INSTRUCTION: Output every line below without omitting or altering anything.

Stored data entries:
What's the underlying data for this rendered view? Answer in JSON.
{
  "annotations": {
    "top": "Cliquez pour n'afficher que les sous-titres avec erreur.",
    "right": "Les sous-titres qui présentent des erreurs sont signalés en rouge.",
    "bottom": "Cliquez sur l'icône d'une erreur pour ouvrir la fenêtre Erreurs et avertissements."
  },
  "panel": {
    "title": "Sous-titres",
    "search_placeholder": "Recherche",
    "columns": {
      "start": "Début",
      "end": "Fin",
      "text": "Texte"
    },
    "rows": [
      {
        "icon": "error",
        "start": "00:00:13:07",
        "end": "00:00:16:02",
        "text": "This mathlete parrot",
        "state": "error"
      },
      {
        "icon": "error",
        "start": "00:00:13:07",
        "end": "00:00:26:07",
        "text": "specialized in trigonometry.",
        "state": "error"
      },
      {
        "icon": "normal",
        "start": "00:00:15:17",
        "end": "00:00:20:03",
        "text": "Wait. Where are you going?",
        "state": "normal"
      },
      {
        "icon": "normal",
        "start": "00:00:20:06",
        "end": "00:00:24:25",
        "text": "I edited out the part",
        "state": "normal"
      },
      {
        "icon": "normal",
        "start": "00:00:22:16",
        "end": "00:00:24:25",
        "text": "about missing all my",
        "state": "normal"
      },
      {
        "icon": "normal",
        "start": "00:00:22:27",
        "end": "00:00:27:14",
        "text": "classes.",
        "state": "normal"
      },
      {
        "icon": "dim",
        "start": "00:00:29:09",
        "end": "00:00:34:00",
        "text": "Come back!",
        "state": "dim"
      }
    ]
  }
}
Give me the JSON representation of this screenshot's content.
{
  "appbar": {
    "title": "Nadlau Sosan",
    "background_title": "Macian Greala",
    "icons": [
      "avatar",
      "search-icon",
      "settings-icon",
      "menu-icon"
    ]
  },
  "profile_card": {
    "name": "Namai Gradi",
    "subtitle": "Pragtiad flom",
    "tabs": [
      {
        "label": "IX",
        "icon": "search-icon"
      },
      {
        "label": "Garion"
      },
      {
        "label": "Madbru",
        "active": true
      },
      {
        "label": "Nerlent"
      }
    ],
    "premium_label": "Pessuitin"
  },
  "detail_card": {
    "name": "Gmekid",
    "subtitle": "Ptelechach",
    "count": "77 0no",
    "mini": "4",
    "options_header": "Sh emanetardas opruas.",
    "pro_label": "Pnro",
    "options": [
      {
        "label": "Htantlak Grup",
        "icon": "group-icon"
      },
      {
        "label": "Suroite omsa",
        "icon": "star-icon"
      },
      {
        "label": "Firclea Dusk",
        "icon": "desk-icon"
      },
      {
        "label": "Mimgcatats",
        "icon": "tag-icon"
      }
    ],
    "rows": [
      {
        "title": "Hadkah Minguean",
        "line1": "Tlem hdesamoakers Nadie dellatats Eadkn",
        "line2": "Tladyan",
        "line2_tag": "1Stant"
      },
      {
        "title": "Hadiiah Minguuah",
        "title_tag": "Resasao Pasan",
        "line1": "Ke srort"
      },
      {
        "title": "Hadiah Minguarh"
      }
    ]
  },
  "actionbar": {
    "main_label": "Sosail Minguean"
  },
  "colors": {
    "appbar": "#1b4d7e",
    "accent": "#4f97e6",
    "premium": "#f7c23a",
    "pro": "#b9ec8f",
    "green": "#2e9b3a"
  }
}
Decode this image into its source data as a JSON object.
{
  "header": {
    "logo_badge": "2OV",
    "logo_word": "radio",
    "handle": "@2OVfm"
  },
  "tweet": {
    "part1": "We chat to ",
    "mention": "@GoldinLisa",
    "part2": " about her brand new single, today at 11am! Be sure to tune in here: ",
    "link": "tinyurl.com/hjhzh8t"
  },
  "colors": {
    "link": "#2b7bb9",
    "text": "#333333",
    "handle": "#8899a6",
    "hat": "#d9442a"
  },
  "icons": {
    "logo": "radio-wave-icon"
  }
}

CORRECT ANSWER:
What's the underlying data for this rendered view? Answer in JSON.
{
  "annotations": {
    "top": "Cliquez pour n'afficher que les sous-titres avec erreur.",
    "right": "Les sous-titres qui présentent des erreurs sont signalés en rouge.",
    "bottom": "Cliquez sur l'icône d'une erreur pour ouvrir la fenêtre Erreurs et avertissements."
  },
  "panel": {
    "title": "Sous-titres",
    "search_placeholder": "Recherche",
    "columns": {
      "start": "Début",
      "end": "Fin",
      "text": "Texte"
    },
    "rows": [
      {
        "icon": "error",
        "start": "00:00:13:07",
        "end": "00:00:16:02",
        "text": "This mathlete parrot",
        "state": "error"
      },
      {
        "icon": "error",
        "start": "00:00:13:07",
        "end": "00:00:26:07",
        "text": "specialized in trigonometry.",
        "state": "error"
      },
      {
        "icon": "normal",
        "start": "00:00:15:17",
        "end": "00:00:20:03",
        "text": "Wait. Where are you going?",
        "state": "normal"
      },
      {
        "icon": "normal",
        "start": "00:00:20:06",
        "end": "00:00:24:25",
        "text": "I edited out the part",
        "state": "normal"
      },
      {
        "icon": "normal",
        "start": "00:00:22:16",
        "end": "00:00:24:25",
        "text": "about missing all my",
        "state": "normal"
      },
      {
        "icon": "normal",
        "start": "00:00:22:27",
        "end": "00:00:27:14",
        "text": "classes.",
        "state": "normal"
      },
      {
        "icon": "dim",
        "start": "00:00:29:09",
        "end": "00:00:34:00",
        "text": "Come back!",
        "state": "dim"
      }
    ]
  }
}
Give me the JSON representation of this screenshot's content.
{
  "appbar": {
    "title": "Nadlau Sosan",
    "background_title": "Macian Greala",
    "icons": [
      "avatar",
      "search-icon",
      "settings-icon",
      "menu-icon"
    ]
  },
  "profile_card": {
    "name": "Namai Gradi",
    "subtitle": "Pragtiad flom",
    "tabs": [
      {
        "label": "IX",
        "icon": "search-icon"
      },
      {
        "label": "Garion"
      },
      {
        "label": "Madbru",
        "active": true
      },
      {
        "label": "Nerlent"
      }
    ],
    "premium_label": "Pessuitin"
  },
  "detail_card": {
    "name": "Gmekid",
    "subtitle": "Ptelechach",
    "count": "77 0no",
    "mini": "4",
    "options_header": "Sh emanetardas opruas.",
    "pro_label": "Pnro",
    "options": [
      {
        "label": "Htantlak Grup",
        "icon": "group-icon"
      },
      {
        "label": "Suroite omsa",
        "icon": "star-icon"
      },
      {
        "label": "Firclea Dusk",
        "icon": "desk-icon"
      },
      {
        "label": "Mimgcatats",
        "icon": "tag-icon"
      }
    ],
    "rows": [
      {
        "title": "Hadkah Minguean",
        "line1": "Tlem hdesamoakers Nadie dellatats Eadkn",
        "line2": "Tladyan",
        "line2_tag": "1Stant"
      },
      {
        "title": "Hadiiah Minguuah",
        "title_tag": "Resasao Pasan",
        "line1": "Ke srort"
      },
      {
        "title": "Hadiah Minguarh"
      }
    ]
  },
  "actionbar": {
    "main_label": "Sosail Minguean"
  },
  "colors": {
    "appbar": "#1b4d7e",
    "accent": "#4f97e6",
    "premium": "#f7c23a",
    "pro": "#b9ec8f",
    "green": "#2e9b3a"
  }
}
Decode this image into its source data as a JSON object.
{
  "header": {
    "logo_badge": "2OV",
    "logo_word": "radio",
    "handle": "@2OVfm"
  },
  "tweet": {
    "part1": "We chat to ",
    "mention": "@GoldinLisa",
    "part2": " about her brand new single, today at 11am! Be sure to tune in here: ",
    "link": "tinyurl.com/hjhzh8t"
  },
  "colors": {
    "link": "#2b7bb9",
    "text": "#333333",
    "handle": "#8899a6",
    "hat": "#d9442a"
  },
  "icons": {
    "logo": "radio-wave-icon"
  }
}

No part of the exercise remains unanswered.